----- Texte de lecture -----

Missions Publiques. L’actualité européenne est propice aux débats et aux discussions avec notamment la tenue de la Conférence sur l’avenir de l’Europe (3), officiellement lancée ce 9 mai lors de la Journée de l’Europe. Le moment de rebattre les cartes au niveau institutionnel et d’intégrer la parole des citoyens dans les futures décisions ?
Alain Deneef. Sur le principe, je suis heureux que cette Conférence ait lieu. Je ne suis pas de ceux qui font la fine bouche et qui critiquent l’accord passé entre les trois grandes institutions qui ne prévoit pas que le résultat des travaux puisse déboucher sur une remise en cause des traités et, éventuellement, une modification de ces derniers. Plus important que le résultat de ces conversations, c’est le processus mis en place. Aux débats organisés officiellement et à la consultation massive des citoyens en ligne viendront s’ajouter tous les débats « officieux ». Au travers de cette démarche participative, des dynamiques vont se créer, qui, indépendamment du contenu des discussions, contribuent à faire percoler dans l’opinion publique l’idée qu’il existe une forme d’écoute des institutions. La plupart des personnes qui vont participer à la consultation en ligne (4), mais encore plus au débat citoyen, sont souvent déjà intéressées par la question et/ou organisées, structurées en collectif. Mais elles véhiculent le message qu’on les a écoutées, que le processus est intéressant et qu’un certain nombre d’idées peuvent passer la barrière des autorités. Ce sont elles qui diffuseront ce message à la société au sens large et c’est à ce moment-là que l’opinion des citoyens pourra progressivement évoluer.
Ces initiatives tordent le cou à l’idée que Bruxelles est une forteresse bureaucratique qui n’écoute pas. Un lieu comme StamEuropa pourrait faire la démonstration que ce quartier européen, souvent vilipendé, pourrait renverser le paradigme et devenir le lieu où les gens s’écoutent et écoutent, non pas en fixant leurs propres conditions pour le débat, mais en acceptant les conditions des autres.

----- Lignes fournies -----

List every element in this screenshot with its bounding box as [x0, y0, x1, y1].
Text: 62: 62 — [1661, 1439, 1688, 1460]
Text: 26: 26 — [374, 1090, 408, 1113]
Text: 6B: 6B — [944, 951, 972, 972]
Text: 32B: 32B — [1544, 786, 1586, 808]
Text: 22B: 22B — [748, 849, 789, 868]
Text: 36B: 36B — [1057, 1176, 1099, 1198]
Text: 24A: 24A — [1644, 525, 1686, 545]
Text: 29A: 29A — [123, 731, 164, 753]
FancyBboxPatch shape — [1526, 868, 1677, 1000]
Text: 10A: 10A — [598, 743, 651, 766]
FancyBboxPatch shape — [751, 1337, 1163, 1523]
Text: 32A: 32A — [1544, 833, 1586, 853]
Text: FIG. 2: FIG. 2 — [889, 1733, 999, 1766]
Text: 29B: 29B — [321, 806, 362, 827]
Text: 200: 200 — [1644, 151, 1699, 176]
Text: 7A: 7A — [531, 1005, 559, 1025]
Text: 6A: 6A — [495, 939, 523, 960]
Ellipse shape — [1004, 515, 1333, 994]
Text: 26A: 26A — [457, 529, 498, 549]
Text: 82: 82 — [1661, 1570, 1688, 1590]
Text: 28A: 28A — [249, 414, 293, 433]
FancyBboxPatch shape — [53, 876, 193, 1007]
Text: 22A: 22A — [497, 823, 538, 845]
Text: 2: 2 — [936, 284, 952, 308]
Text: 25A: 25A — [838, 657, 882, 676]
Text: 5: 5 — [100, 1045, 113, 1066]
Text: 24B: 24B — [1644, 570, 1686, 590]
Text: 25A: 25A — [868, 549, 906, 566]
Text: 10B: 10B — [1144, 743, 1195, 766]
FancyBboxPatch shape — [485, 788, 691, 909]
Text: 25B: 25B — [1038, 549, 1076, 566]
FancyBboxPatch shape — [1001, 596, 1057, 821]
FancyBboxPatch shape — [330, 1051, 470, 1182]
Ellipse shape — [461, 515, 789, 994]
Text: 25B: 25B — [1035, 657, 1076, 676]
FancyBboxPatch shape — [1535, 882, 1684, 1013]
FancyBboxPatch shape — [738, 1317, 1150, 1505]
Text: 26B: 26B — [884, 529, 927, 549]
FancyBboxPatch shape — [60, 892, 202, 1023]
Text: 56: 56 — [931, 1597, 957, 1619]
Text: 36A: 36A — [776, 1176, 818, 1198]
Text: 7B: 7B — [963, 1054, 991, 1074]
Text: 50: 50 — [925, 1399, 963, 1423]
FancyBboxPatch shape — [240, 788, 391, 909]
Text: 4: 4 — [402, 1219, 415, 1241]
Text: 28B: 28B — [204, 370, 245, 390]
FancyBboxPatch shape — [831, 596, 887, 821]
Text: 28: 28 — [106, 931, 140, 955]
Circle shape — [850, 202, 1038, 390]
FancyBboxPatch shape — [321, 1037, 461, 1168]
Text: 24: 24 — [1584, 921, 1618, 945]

-----

Consigne:
Répondez aux questions suivantes à partir du texte de lecture ci-dessus.
(a) À quelle date la Conférence sur l'avenir de l'Europe a-t-elle été officiellement lancée ?
(b) Selon Alain Deneef, qu'est-ce qui importe davantage que le résultat des conversations ?
(c) À quelle idée sur Bruxelles ces initiatives « tordent-elles le cou » ?

Votre réponse:
(a) Le 9 mai, lors de la Journée de l'Europe.
(b) Le processus mis en place.
(c) L'idée que Bruxelles est une forteresse bureaucratique qui n'écoute pas.